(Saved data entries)
#####

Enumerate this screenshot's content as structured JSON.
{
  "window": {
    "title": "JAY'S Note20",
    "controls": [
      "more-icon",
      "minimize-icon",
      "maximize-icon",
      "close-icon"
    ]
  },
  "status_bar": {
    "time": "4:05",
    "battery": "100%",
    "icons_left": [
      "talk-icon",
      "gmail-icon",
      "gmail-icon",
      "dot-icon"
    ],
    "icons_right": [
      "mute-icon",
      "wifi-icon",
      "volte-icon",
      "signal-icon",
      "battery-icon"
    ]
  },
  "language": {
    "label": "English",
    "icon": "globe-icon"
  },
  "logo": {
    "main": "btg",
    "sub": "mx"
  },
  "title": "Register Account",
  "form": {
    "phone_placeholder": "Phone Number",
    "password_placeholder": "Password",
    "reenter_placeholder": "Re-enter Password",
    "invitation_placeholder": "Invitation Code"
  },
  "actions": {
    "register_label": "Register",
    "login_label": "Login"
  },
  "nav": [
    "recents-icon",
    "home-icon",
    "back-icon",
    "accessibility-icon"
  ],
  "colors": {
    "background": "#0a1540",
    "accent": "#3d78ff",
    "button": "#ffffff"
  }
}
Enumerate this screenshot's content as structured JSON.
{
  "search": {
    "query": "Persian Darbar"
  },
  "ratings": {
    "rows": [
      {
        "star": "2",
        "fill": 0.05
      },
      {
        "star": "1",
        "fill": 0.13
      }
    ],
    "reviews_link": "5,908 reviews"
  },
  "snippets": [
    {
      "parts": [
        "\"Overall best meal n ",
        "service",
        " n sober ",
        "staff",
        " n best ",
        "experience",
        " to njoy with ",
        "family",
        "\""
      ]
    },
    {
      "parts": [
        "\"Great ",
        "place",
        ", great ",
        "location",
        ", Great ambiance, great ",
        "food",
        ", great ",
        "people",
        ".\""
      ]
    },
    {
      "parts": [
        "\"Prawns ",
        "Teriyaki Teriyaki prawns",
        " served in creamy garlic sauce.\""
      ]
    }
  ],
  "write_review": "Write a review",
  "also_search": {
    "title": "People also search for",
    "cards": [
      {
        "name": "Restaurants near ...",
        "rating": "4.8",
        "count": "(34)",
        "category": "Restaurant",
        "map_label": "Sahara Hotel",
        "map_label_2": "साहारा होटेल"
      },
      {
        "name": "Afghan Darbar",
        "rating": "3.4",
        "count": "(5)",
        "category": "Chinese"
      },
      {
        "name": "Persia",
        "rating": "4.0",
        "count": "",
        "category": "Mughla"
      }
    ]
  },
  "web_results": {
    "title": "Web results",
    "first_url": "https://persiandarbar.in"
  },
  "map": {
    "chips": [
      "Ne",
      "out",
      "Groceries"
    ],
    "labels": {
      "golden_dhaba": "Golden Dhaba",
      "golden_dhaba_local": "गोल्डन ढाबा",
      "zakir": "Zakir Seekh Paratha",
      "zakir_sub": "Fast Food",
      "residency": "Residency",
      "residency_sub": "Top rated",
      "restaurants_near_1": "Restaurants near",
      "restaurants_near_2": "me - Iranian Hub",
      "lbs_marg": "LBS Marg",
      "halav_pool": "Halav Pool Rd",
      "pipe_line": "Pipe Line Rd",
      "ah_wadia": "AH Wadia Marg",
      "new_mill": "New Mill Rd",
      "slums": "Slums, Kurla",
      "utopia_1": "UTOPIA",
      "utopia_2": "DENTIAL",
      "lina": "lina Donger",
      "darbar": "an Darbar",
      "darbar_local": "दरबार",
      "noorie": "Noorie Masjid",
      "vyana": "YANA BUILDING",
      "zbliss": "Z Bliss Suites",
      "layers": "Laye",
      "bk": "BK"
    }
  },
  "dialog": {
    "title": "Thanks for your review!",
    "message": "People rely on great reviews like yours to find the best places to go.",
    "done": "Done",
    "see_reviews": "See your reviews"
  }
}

#####

__Your goal__.
Repeat the entries exactly, all of them.

__Full answer__.
Enumerate this screenshot's content as structured JSON.
{
  "window": {
    "title": "JAY'S Note20",
    "controls": [
      "more-icon",
      "minimize-icon",
      "maximize-icon",
      "close-icon"
    ]
  },
  "status_bar": {
    "time": "4:05",
    "battery": "100%",
    "icons_left": [
      "talk-icon",
      "gmail-icon",
      "gmail-icon",
      "dot-icon"
    ],
    "icons_right": [
      "mute-icon",
      "wifi-icon",
      "volte-icon",
      "signal-icon",
      "battery-icon"
    ]
  },
  "language": {
    "label": "English",
    "icon": "globe-icon"
  },
  "logo": {
    "main": "btg",
    "sub": "mx"
  },
  "title": "Register Account",
  "form": {
    "phone_placeholder": "Phone Number",
    "password_placeholder": "Password",
    "reenter_placeholder": "Re-enter Password",
    "invitation_placeholder": "Invitation Code"
  },
  "actions": {
    "register_label": "Register",
    "login_label": "Login"
  },
  "nav": [
    "recents-icon",
    "home-icon",
    "back-icon",
    "accessibility-icon"
  ],
  "colors": {
    "background": "#0a1540",
    "accent": "#3d78ff",
    "button": "#ffffff"
  }
}
Enumerate this screenshot's content as structured JSON.
{
  "search": {
    "query": "Persian Darbar"
  },
  "ratings": {
    "rows": [
      {
        "star": "2",
        "fill": 0.05
      },
      {
        "star": "1",
        "fill": 0.13
      }
    ],
    "reviews_link": "5,908 reviews"
  },
  "snippets": [
    {
      "parts": [
        "\"Overall best meal n ",
        "service",
        " n sober ",
        "staff",
        " n best ",
        "experience",
        " to njoy with ",
        "family",
        "\""
      ]
    },
    {
      "parts": [
        "\"Great ",
        "place",
        ", great ",
        "location",
        ", Great ambiance, great ",
        "food",
        ", great ",
        "people",
        ".\""
      ]
    },
    {
      "parts": [
        "\"Prawns ",
        "Teriyaki Teriyaki prawns",
        " served in creamy garlic sauce.\""
      ]
    }
  ],
  "write_review": "Write a review",
  "also_search": {
    "title": "People also search for",
    "cards": [
      {
        "name": "Restaurants near ...",
        "rating": "4.8",
        "count": "(34)",
        "category": "Restaurant",
        "map_label": "Sahara Hotel",
        "map_label_2": "साहारा होटेल"
      },
      {
        "name": "Afghan Darbar",
        "rating": "3.4",
        "count": "(5)",
        "category": "Chinese"
      },
      {
        "name": "Persia",
        "rating": "4.0",
        "count": "",
        "category": "Mughla"
      }
    ]
  },
  "web_results": {
    "title": "Web results",
    "first_url": "https://persiandarbar.in"
  },
  "map": {
    "chips": [
      "Ne",
      "out",
      "Groceries"
    ],
    "labels": {
      "golden_dhaba": "Golden Dhaba",
      "golden_dhaba_local": "गोल्डन ढाबा",
      "zakir": "Zakir Seekh Paratha",
      "zakir_sub": "Fast Food",
      "residency": "Residency",
      "residency_sub": "Top rated",
      "restaurants_near_1": "Restaurants near",
      "restaurants_near_2": "me - Iranian Hub",
      "lbs_marg": "LBS Marg",
      "halav_pool": "Halav Pool Rd",
      "pipe_line": "Pipe Line Rd",
      "ah_wadia": "AH Wadia Marg",
      "new_mill": "New Mill Rd",
      "slums": "Slums, Kurla",
      "utopia_1": "UTOPIA",
      "utopia_2": "DENTIAL",
      "lina": "lina Donger",
      "darbar": "an Darbar",
      "darbar_local": "दरबार",
      "noorie": "Noorie Masjid",
      "vyana": "YANA BUILDING",
      "zbliss": "Z Bliss Suites",
      "layers": "Laye",
      "bk": "BK"
    }
  },
  "dialog": {
    "title": "Thanks for your review!",
    "message": "People rely on great reviews like yours to find the best places to go.",
    "done": "Done",
    "see_reviews": "See your reviews"
  }
}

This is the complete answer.